-- begin Rows --

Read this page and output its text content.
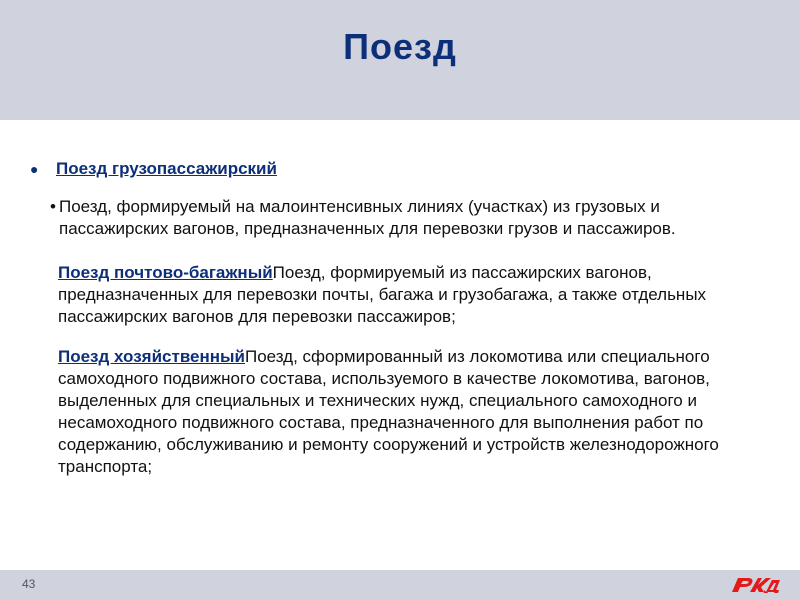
Поезд
● Поезд грузопассажирский
• Поезд, формируемый на малоинтенсивных линиях (участках) из грузовых и пассажирских вагонов, предназначенных для перевозки грузов и пассажиров.
Поезд почтово-багажныйПоезд, формируемый из пассажирских вагонов, предназначенных для перевозки почты, багажа и грузобагажа, а также отдельных пассажирских вагонов для перевозки пассажиров;
Поезд хозяйственныйПоезд, сформированный из локомотива или специального самоходного подвижного состава, используемого в качестве локомотива, вагонов, выделенных для специальных и технических нужд, специального самоходного и несамоходного подвижного состава, предназначенного для выполнения работ по содержанию, обслуживанию и ремонту сооружений и устройств железнодорожного транспорта;
43
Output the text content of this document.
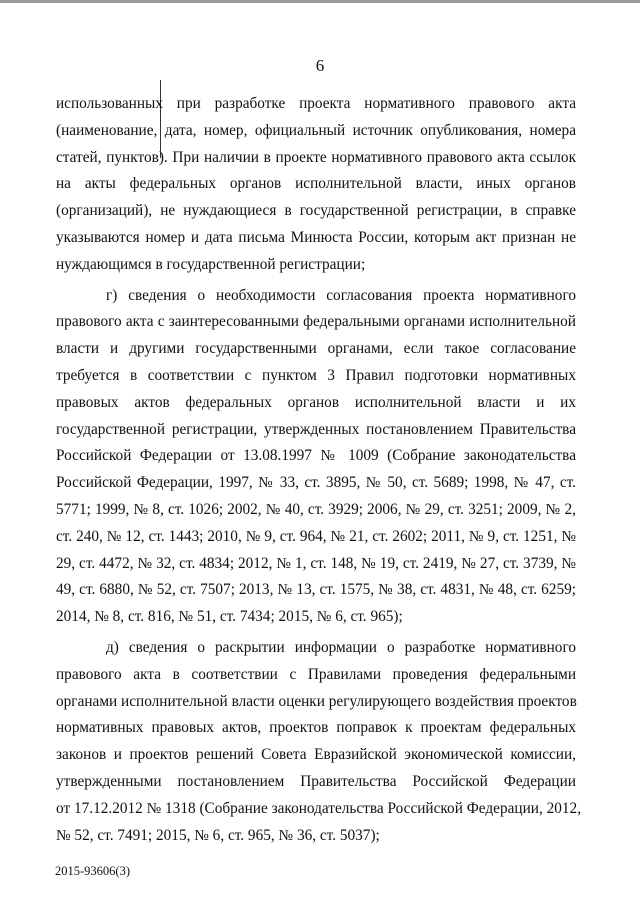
6
использованных при разработке проекта нормативного правового акта
(наименование, дата, номер, официальный источник опубликования, номера
статей, пунктов). При наличии в проекте нормативного правового акта ссылок
на акты федеральных органов исполнительной власти, иных органов
(организаций), не нуждающиеся в государственной регистрации, в справке
указываются номер и дата письма Минюста России, которым акт признан не
нуждающимся в государственной регистрации;
г) сведения о необходимости согласования проекта нормативного
правового акта с заинтересованными федеральными органами исполнительной
власти и другими государственными органами, если такое согласование
требуется в соответствии с пунктом 3 Правил подготовки нормативных
правовых актов федеральных органов исполнительной власти и их
государственной регистрации, утвержденных постановлением Правительства
Российской Федерации от 13.08.1997 № 1009 (Собрание законодательства
Российской Федерации, 1997, № 33, ст. 3895, № 50, ст. 5689; 1998, № 47, ст.
5771; 1999, № 8, ст. 1026; 2002, № 40, ст. 3929; 2006, № 29, ст. 3251; 2009, № 2,
ст. 240, № 12, ст. 1443; 2010, № 9, ст. 964, № 21, ст. 2602; 2011, № 9, ст. 1251, №
29, ст. 4472, № 32, ст. 4834; 2012, № 1, ст. 148, № 19, ст. 2419, № 27, ст. 3739, №
49, ст. 6880, № 52, ст. 7507; 2013, № 13, ст. 1575, № 38, ст. 4831, № 48, ст. 6259;
2014, № 8, ст. 816, № 51, ст. 7434; 2015, № 6, ст. 965);
д) сведения о раскрытии информации о разработке нормативного
правового акта в соответствии с Правилами проведения федеральными
органами исполнительной власти оценки регулирующего воздействия проектов
нормативных правовых актов, проектов поправок к проектам федеральных
законов и проектов решений Совета Евразийской экономической комиссии,
утвержденными постановлением Правительства Российской Федерации
от 17.12.2012 № 1318 (Собрание законодательства Российской Федерации, 2012,
№ 52, ст. 7491; 2015, № 6, ст. 965, № 36, ст. 5037);
2015-93606(3)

-- end Rows --

**Exercise instructions:** Copy every entry exactly as written. Pictures are excluded.

**Finished task:**
Read this page and output its text content.
Поезд
● Поезд грузопассажирский
• Поезд, формируемый на малоинтенсивных линиях (участках) из грузовых и пассажирских вагонов, предназначенных для перевозки грузов и пассажиров.
Поезд почтово-багажныйПоезд, формируемый из пассажирских вагонов, предназначенных для перевозки почты, багажа и грузобагажа, а также отдельных пассажирских вагонов для перевозки пассажиров;
Поезд хозяйственныйПоезд, сформированный из локомотива или специального самоходного подвижного состава, используемого в качестве локомотива, вагонов, выделенных для специальных и технических нужд, специального самоходного и несамоходного подвижного состава, предназначенного для выполнения работ по содержанию, обслуживанию и ремонту сооружений и устройств железнодорожного транспорта;
43
Output the text content of this document.
6
использованных при разработке проекта нормативного правового акта
(наименование, дата, номер, официальный источник опубликования, номера
статей, пунктов). При наличии в проекте нормативного правового акта ссылок
на акты федеральных органов исполнительной власти, иных органов
(организаций), не нуждающиеся в государственной регистрации, в справке
указываются номер и дата письма Минюста России, которым акт признан не
нуждающимся в государственной регистрации;
г) сведения о необходимости согласования проекта нормативного
правового акта с заинтересованными федеральными органами исполнительной
власти и другими государственными органами, если такое согласование
требуется в соответствии с пунктом 3 Правил подготовки нормативных
правовых актов федеральных органов исполнительной власти и их
государственной регистрации, утвержденных постановлением Правительства
Российской Федерации от 13.08.1997 № 1009 (Собрание законодательства
Российской Федерации, 1997, № 33, ст. 3895, № 50, ст. 5689; 1998, № 47, ст.
5771; 1999, № 8, ст. 1026; 2002, № 40, ст. 3929; 2006, № 29, ст. 3251; 2009, № 2,
ст. 240, № 12, ст. 1443; 2010, № 9, ст. 964, № 21, ст. 2602; 2011, № 9, ст. 1251, №
29, ст. 4472, № 32, ст. 4834; 2012, № 1, ст. 148, № 19, ст. 2419, № 27, ст. 3739, №
49, ст. 6880, № 52, ст. 7507; 2013, № 13, ст. 1575, № 38, ст. 4831, № 48, ст. 6259;
2014, № 8, ст. 816, № 51, ст. 7434; 2015, № 6, ст. 965);
д) сведения о раскрытии информации о разработке нормативного
правового акта в соответствии с Правилами проведения федеральными
органами исполнительной власти оценки регулирующего воздействия проектов
нормативных правовых актов, проектов поправок к проектам федеральных
законов и проектов решений Совета Евразийской экономической комиссии,
утвержденными постановлением Правительства Российской Федерации
от 17.12.2012 № 1318 (Собрание законодательства Российской Федерации, 2012,
№ 52, ст. 7491; 2015, № 6, ст. 965, № 36, ст. 5037);
2015-93606(3)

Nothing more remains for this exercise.